**Provided data:**
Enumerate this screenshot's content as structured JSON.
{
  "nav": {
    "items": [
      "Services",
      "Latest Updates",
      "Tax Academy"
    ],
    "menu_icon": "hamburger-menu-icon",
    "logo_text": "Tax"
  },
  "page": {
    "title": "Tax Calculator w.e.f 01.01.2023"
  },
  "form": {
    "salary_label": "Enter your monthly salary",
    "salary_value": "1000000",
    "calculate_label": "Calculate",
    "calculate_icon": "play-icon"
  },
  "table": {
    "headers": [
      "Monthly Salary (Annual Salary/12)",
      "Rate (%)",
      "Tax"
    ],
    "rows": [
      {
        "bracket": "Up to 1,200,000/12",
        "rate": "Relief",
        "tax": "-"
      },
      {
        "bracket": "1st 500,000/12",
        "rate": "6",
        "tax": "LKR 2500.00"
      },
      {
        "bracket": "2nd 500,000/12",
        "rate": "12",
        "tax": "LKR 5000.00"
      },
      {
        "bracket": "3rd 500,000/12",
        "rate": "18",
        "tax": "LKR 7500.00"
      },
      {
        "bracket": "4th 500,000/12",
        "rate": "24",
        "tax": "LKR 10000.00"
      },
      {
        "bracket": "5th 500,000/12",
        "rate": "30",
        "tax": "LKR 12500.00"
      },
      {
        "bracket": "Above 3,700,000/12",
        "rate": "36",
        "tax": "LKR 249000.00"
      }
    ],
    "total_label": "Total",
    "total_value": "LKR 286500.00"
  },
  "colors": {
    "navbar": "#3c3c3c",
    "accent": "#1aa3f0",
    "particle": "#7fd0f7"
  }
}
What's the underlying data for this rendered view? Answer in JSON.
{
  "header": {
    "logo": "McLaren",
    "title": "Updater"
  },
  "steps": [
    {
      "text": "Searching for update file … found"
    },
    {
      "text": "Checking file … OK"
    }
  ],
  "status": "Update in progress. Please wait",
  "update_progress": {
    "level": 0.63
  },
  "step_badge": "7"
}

**What you have to do:**
Reproduce each line of the material containing the word "icon".

**Problem solution:**
    "menu_icon": "hamburger-menu-icon",
    "calculate_icon": "play-icon"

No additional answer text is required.